__OBJECTIVE__. Every line below that includes "structured" counts toward the total. Report that total alone.

Stored entries:
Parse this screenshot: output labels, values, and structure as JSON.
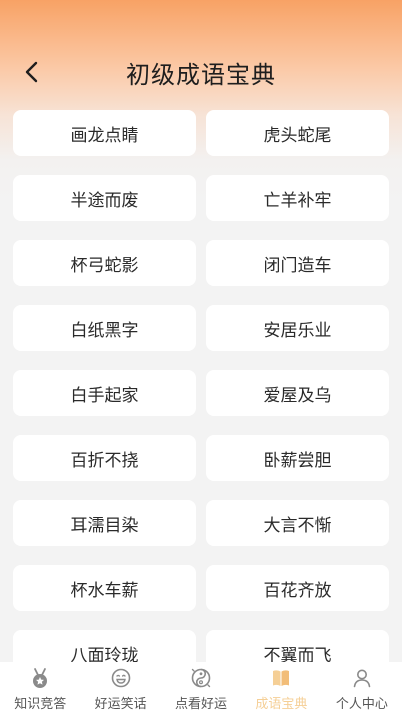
{
  "header": {
    "title": "初级成语宝典",
    "back_icon": "chevron-left-icon"
  },
  "idioms": [
    "画龙点睛",
    "虎头蛇尾",
    "半途而废",
    "亡羊补牢",
    "杯弓蛇影",
    "闭门造车",
    "白纸黑字",
    "安居乐业",
    "白手起家",
    "爱屋及乌",
    "百折不挠",
    "卧薪尝胆",
    "耳濡目染",
    "大言不惭",
    "杯水车薪",
    "百花齐放",
    "八面玲珑",
    "不翼而飞"
  ],
  "tabbar": {
    "active_color": "#f5cf96",
    "tabs": [
      {
        "label": "知识竞答",
        "icon": "medal-icon"
      },
      {
        "label": "好运笑话",
        "icon": "smile-face-icon"
      },
      {
        "label": "点看好运",
        "icon": "fortune-icon"
      },
      {
        "label": "成语宝典",
        "icon": "book-icon",
        "active": true
      },
      {
        "label": "个人中心",
        "icon": "person-icon"
      }
    ]
  }
}
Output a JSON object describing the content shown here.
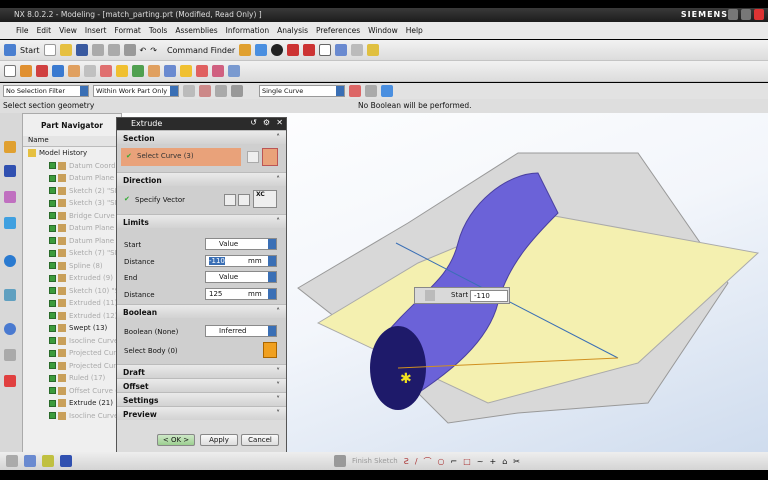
{
  "window": {
    "title": "NX 8.0.2.2 - Modeling - [match_parting.prt (Modified, Read Only) ]",
    "brand": "SIEMENS"
  },
  "menu": [
    "File",
    "Edit",
    "View",
    "Insert",
    "Format",
    "Tools",
    "Assemblies",
    "Information",
    "Analysis",
    "Preferences",
    "Window",
    "Help"
  ],
  "toolbar": {
    "start": "Start",
    "command_finder": "Command Finder"
  },
  "selection_bar": {
    "filter": "No Selection Filter",
    "scope": "Within Work Part Only",
    "curve_rule": "Single Curve"
  },
  "status": {
    "prompt": "Select section geometry",
    "message": "No Boolean will be performed."
  },
  "navigator": {
    "title": "Part Navigator",
    "column": "Name",
    "root": "Model History",
    "items": [
      {
        "label": "Datum Coordinate",
        "active": false
      },
      {
        "label": "Datum Plane (1)",
        "active": false
      },
      {
        "label": "Sketch (2) \"SKE",
        "active": false
      },
      {
        "label": "Sketch (3) \"SKE",
        "active": false
      },
      {
        "label": "Bridge Curve (4)",
        "active": false
      },
      {
        "label": "Datum Plane (5)",
        "active": false
      },
      {
        "label": "Datum Plane (6)",
        "active": false
      },
      {
        "label": "Sketch (7) \"SKE",
        "active": false
      },
      {
        "label": "Spline (8)",
        "active": false
      },
      {
        "label": "Extruded (9)",
        "active": false
      },
      {
        "label": "Sketch (10) \"SK",
        "active": false
      },
      {
        "label": "Extruded (11)",
        "active": false
      },
      {
        "label": "Extruded (12)",
        "active": false
      },
      {
        "label": "Swept (13)",
        "active": true
      },
      {
        "label": "Isocline Curve (",
        "active": false
      },
      {
        "label": "Projected Curve",
        "active": false
      },
      {
        "label": "Projected Curve",
        "active": false
      },
      {
        "label": "Ruled (17)",
        "active": false
      },
      {
        "label": "Offset Curve (2",
        "active": false
      },
      {
        "label": "Extrude (21)",
        "active": true
      },
      {
        "label": "Isocline Curve (",
        "active": false
      }
    ]
  },
  "dialog": {
    "title": "Extrude",
    "section": {
      "header": "Section",
      "select_curve": "Select Curve (3)"
    },
    "direction": {
      "header": "Direction",
      "specify_vector": "Specify Vector",
      "vector": "XC"
    },
    "limits": {
      "header": "Limits",
      "start_label": "Start",
      "start_option": "Value",
      "distance_label": "Distance",
      "start_distance": "-110",
      "unit": "mm",
      "end_label": "End",
      "end_option": "Value",
      "end_distance": "125"
    },
    "boolean": {
      "header": "Boolean",
      "boolean_label": "Boolean (None)",
      "boolean_option": "Inferred",
      "select_body": "Select Body (0)"
    },
    "collapsed": [
      "Draft",
      "Offset",
      "Settings",
      "Preview"
    ],
    "buttons": {
      "ok": "< OK >",
      "apply": "Apply",
      "cancel": "Cancel"
    }
  },
  "viewport": {
    "handle_label": "Start",
    "handle_value": "-110"
  },
  "sketch_bar": {
    "finish": "Finish Sketch"
  },
  "colors": {
    "tube": "#6b62d8",
    "surface": "#f4f0b0",
    "selected": "#e9a27a",
    "accent": "#3a6fb5"
  }
}
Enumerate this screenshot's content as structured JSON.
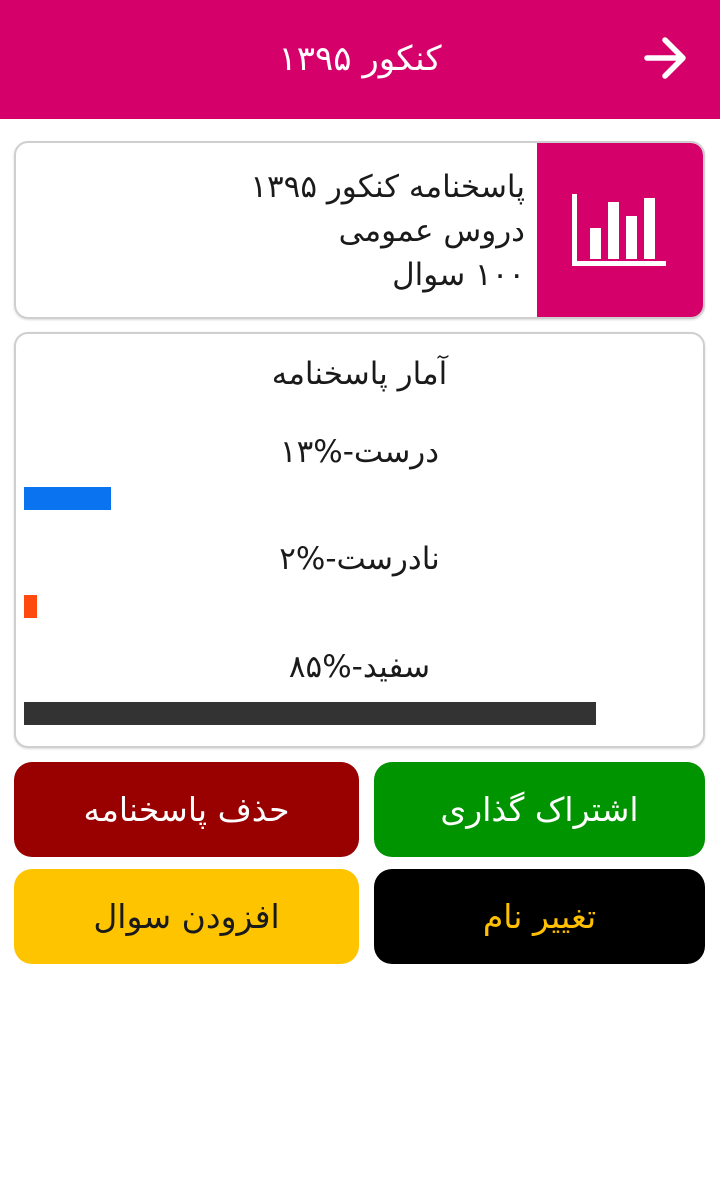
{
  "appbar": {
    "title": "کنکور ۱۳۹۵",
    "back_icon": "arrow-right-icon",
    "background": "#d6006b"
  },
  "info": {
    "icon": "bar-chart-icon",
    "line1": "پاسخنامه کنکور ۱۳۹۵",
    "line2": "دروس عمومی",
    "line3": "۱۰۰ سوال"
  },
  "stats": {
    "title": "آمار پاسخنامه",
    "items": [
      {
        "label": "درست-%۱۳",
        "percent": 13,
        "color": "#0a73f0"
      },
      {
        "label": "نادرست-%۲",
        "percent": 2,
        "color": "#ff4a0f"
      },
      {
        "label": "سفید-%۸۵",
        "percent": 85,
        "color": "#333333"
      }
    ]
  },
  "buttons": {
    "share": {
      "label": "اشتراک گذاری",
      "bg": "#009400",
      "fg": "#ffffff"
    },
    "delete": {
      "label": "حذف پاسخنامه",
      "bg": "#990000",
      "fg": "#ffffff"
    },
    "rename": {
      "label": "تغییر نام",
      "bg": "#000000",
      "fg": "#ffc000"
    },
    "add_question": {
      "label": "افزودن سوال",
      "bg": "#ffc400",
      "fg": "#1a1a1a"
    }
  }
}
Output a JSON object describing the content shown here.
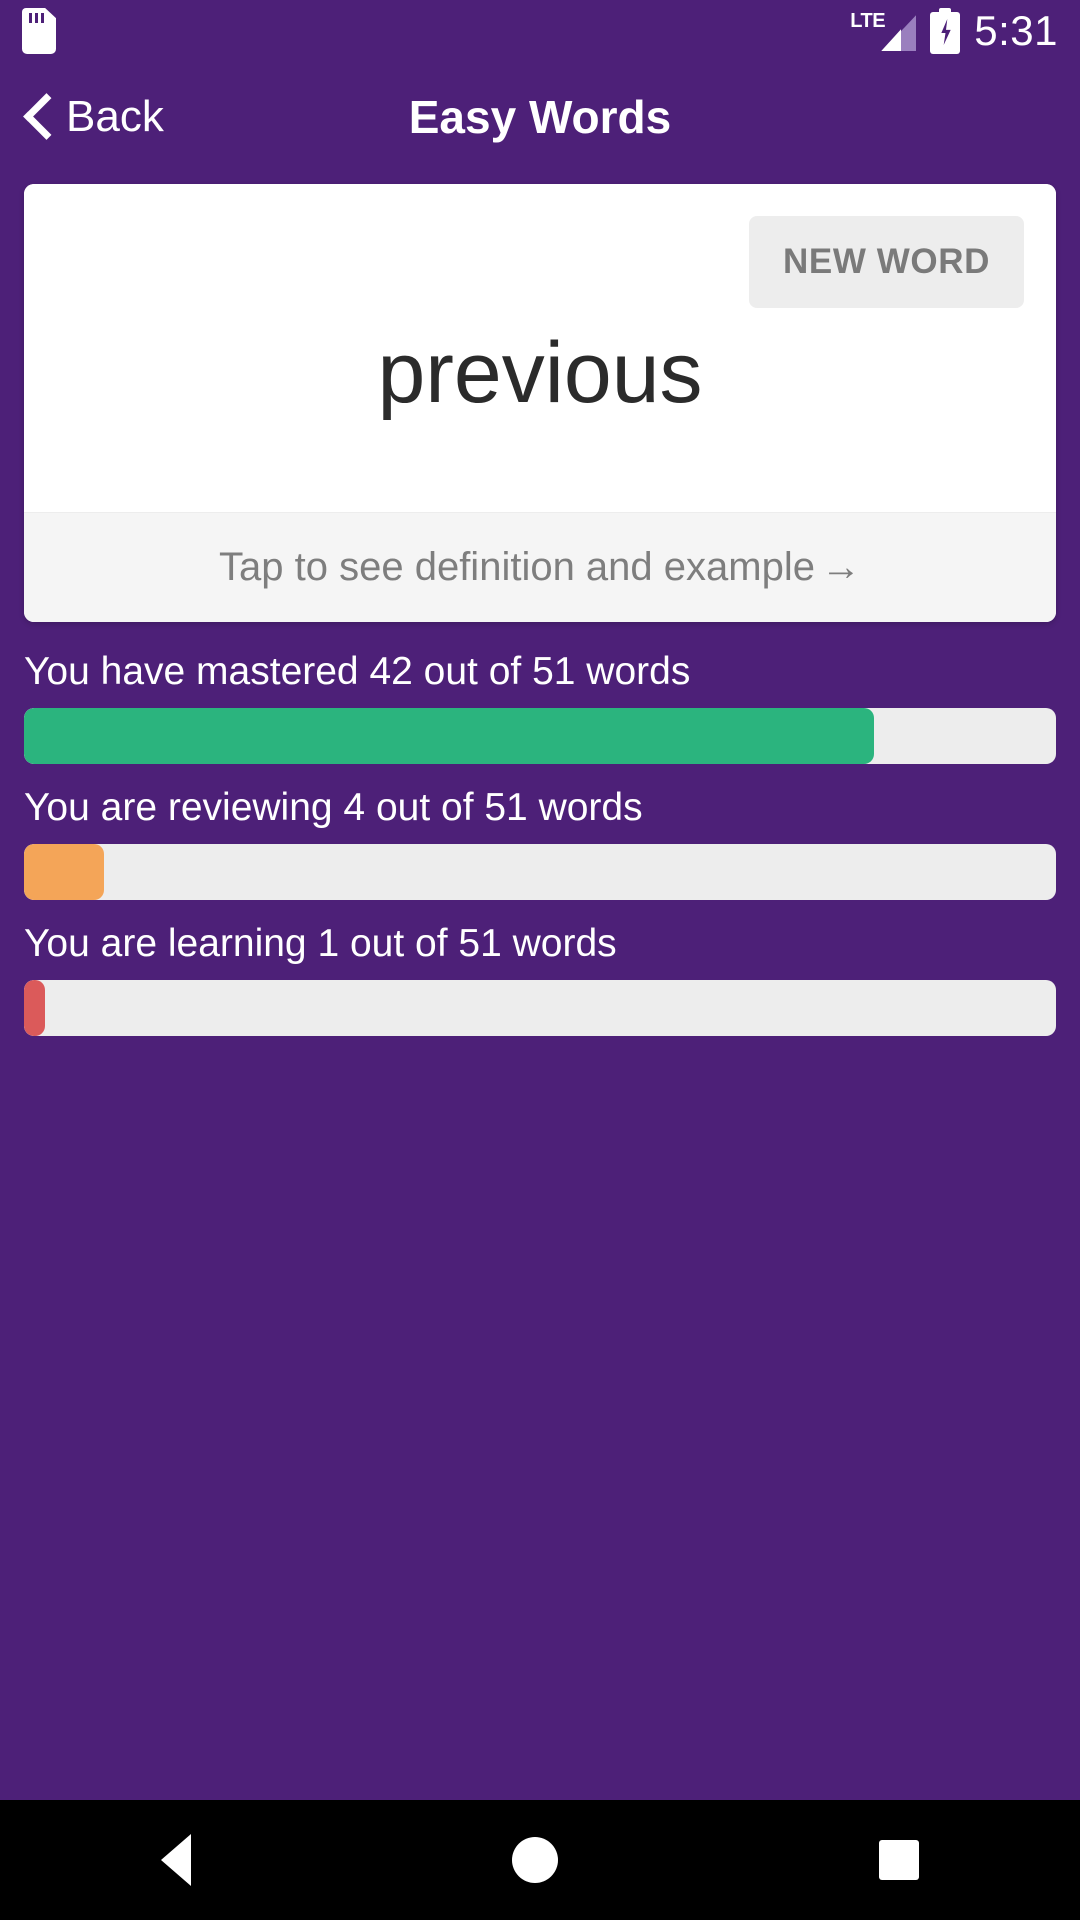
{
  "status_bar": {
    "sd_card_icon": "sd-card-icon",
    "network_label": "LTE",
    "signal_icon": "signal-bars-icon",
    "battery_icon": "battery-charging-icon",
    "time": "5:31"
  },
  "header": {
    "back_icon": "chevron-left-icon",
    "back_label": "Back",
    "title": "Easy Words"
  },
  "card": {
    "new_word_button": "NEW WORD",
    "word": "previous",
    "hint_text": "Tap to see definition and example",
    "hint_arrow": "→"
  },
  "progress": {
    "items": [
      {
        "label": "You have mastered 42 out of 51 words",
        "value": 42,
        "total": 51,
        "percent": 82.4,
        "color": "#2BB47E",
        "name": "mastered"
      },
      {
        "label": "You are reviewing 4 out of 51 words",
        "value": 4,
        "total": 51,
        "percent": 7.8,
        "color": "#F4A558",
        "name": "reviewing"
      },
      {
        "label": "You are learning 1 out of 51 words",
        "value": 1,
        "total": 51,
        "percent": 2.0,
        "color": "#DB5A5A",
        "name": "learning"
      }
    ],
    "track_color": "#EDEDED"
  },
  "nav_bar": {
    "back_icon": "triangle-back-icon",
    "home_icon": "circle-home-icon",
    "recents_icon": "square-recents-icon"
  },
  "theme": {
    "background": "#4D2078",
    "card_background": "#FFFFFF",
    "card_footer_background": "#F5F5F5"
  }
}
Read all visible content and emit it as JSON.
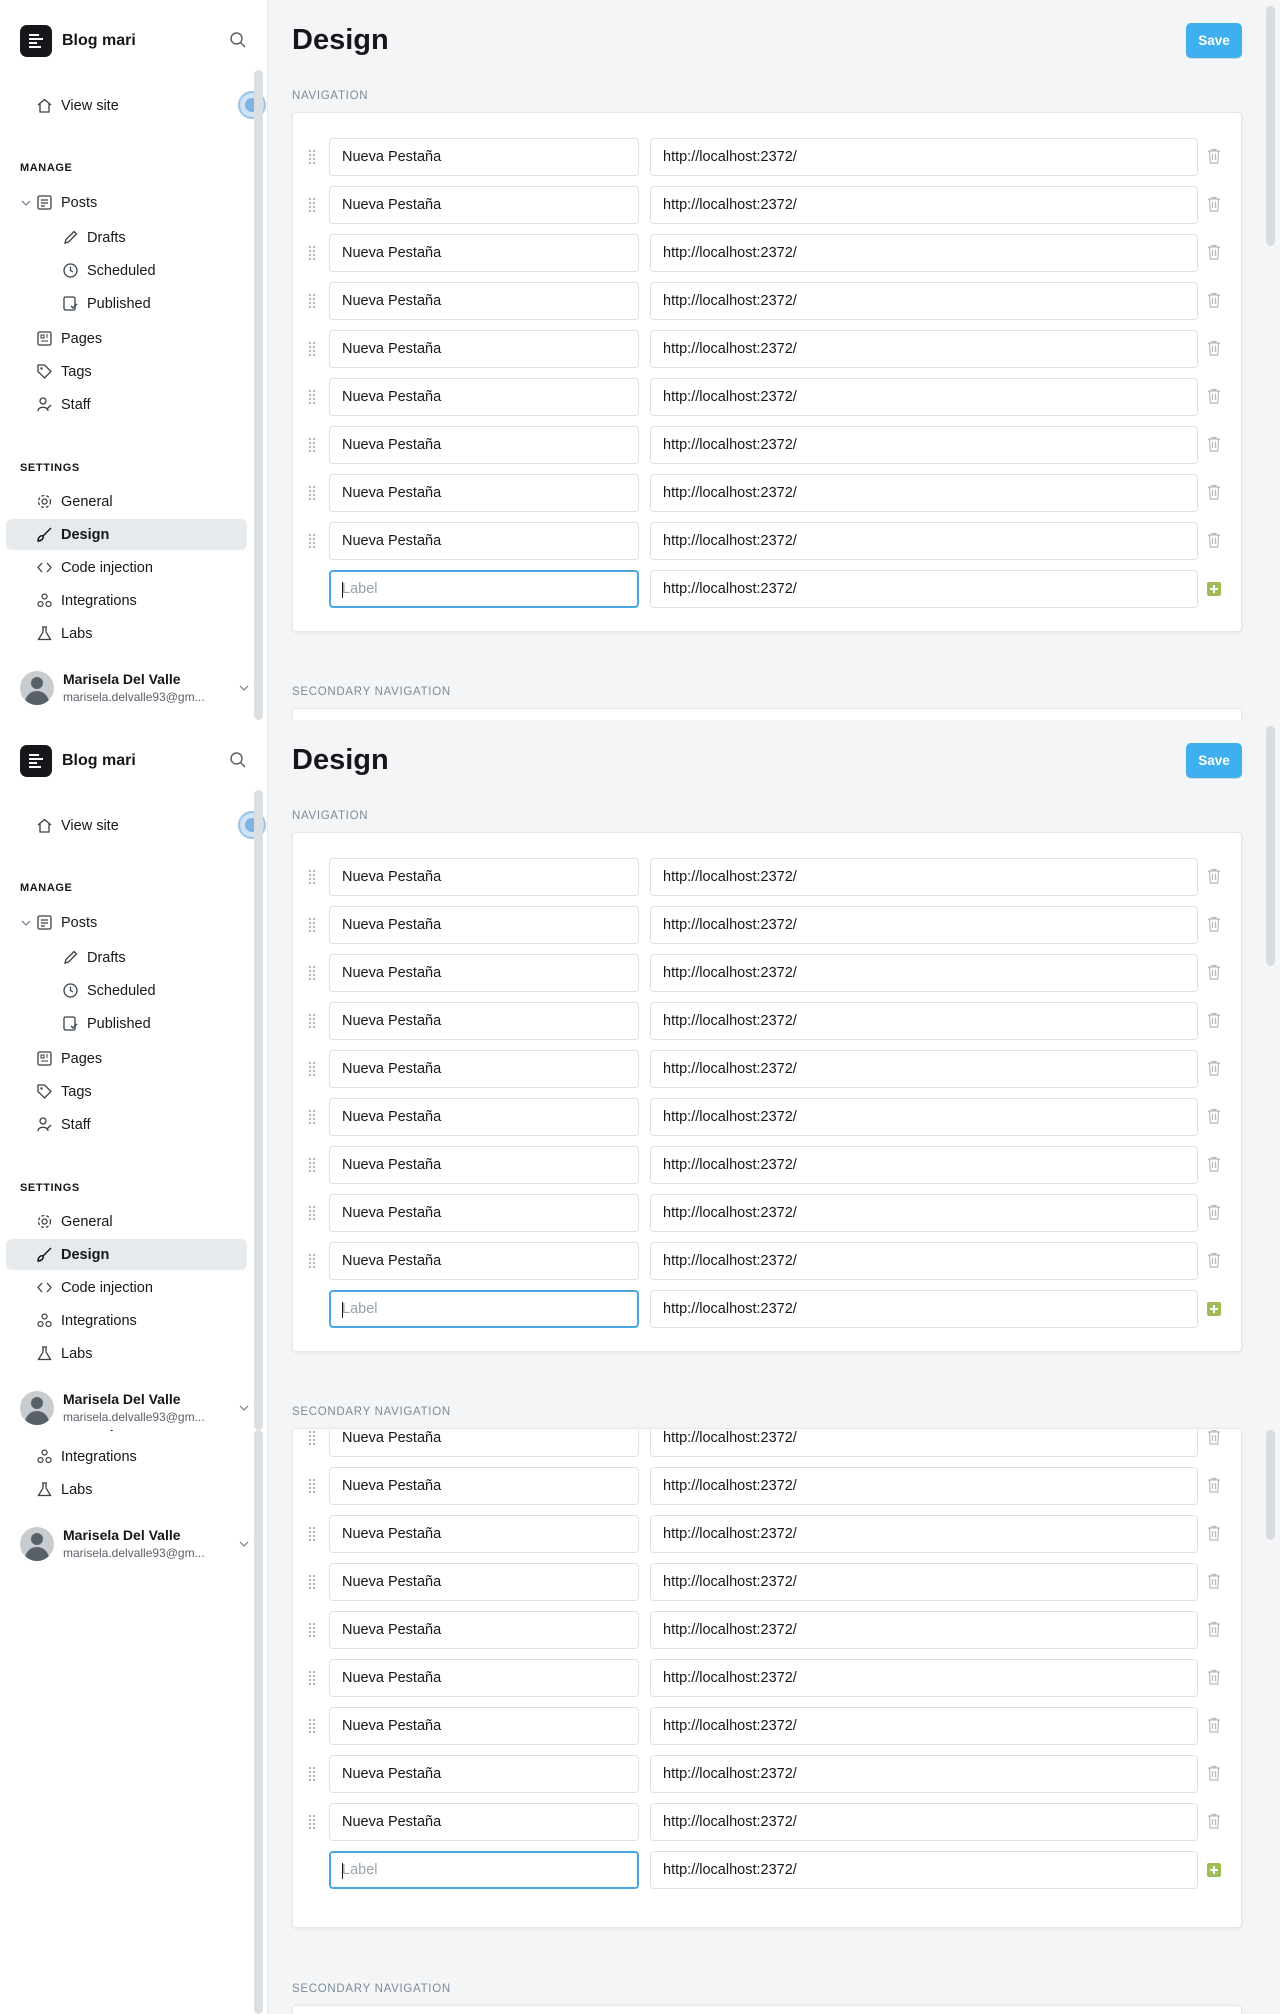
{
  "app": {
    "blog_title": "Blog mari",
    "page_title": "Design",
    "save_label": "Save"
  },
  "sidebar": {
    "view_site": "View site",
    "manage_label": "MANAGE",
    "settings_label": "SETTINGS",
    "posts": "Posts",
    "drafts": "Drafts",
    "scheduled": "Scheduled",
    "published": "Published",
    "pages": "Pages",
    "tags": "Tags",
    "staff": "Staff",
    "general": "General",
    "design": "Design",
    "code_injection": "Code injection",
    "integrations": "Integrations",
    "labs": "Labs"
  },
  "user": {
    "name": "Marisela Del Valle",
    "email": "marisela.delvalle93@gm..."
  },
  "navigation": {
    "section_label": "NAVIGATION",
    "secondary_label": "SECONDARY NAVIGATION",
    "item_label": "Nueva Pestaña",
    "item_url": "http://localhost:2372/",
    "new_label_placeholder": "Label",
    "new_url": "http://localhost:2372/"
  },
  "colors": {
    "accent": "#3eb0ef",
    "add_icon": "#9fbb58",
    "active_nav": "#e7eaed"
  }
}
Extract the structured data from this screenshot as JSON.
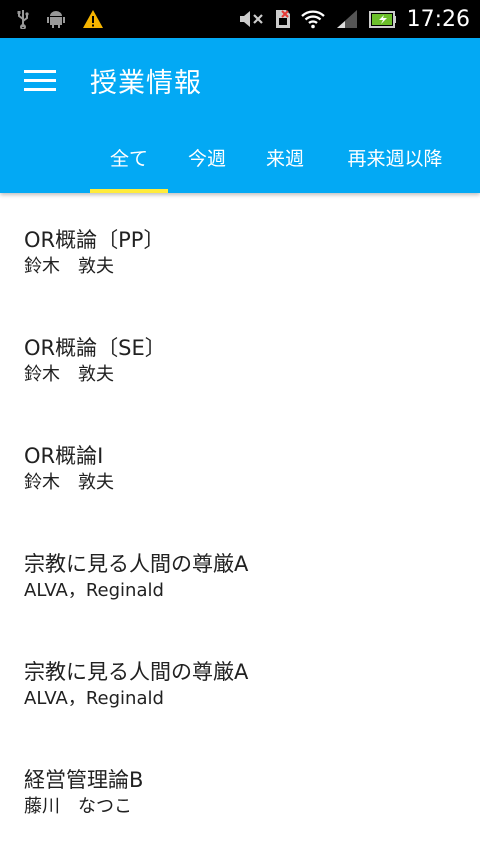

__OUTPUT BELOW__. 2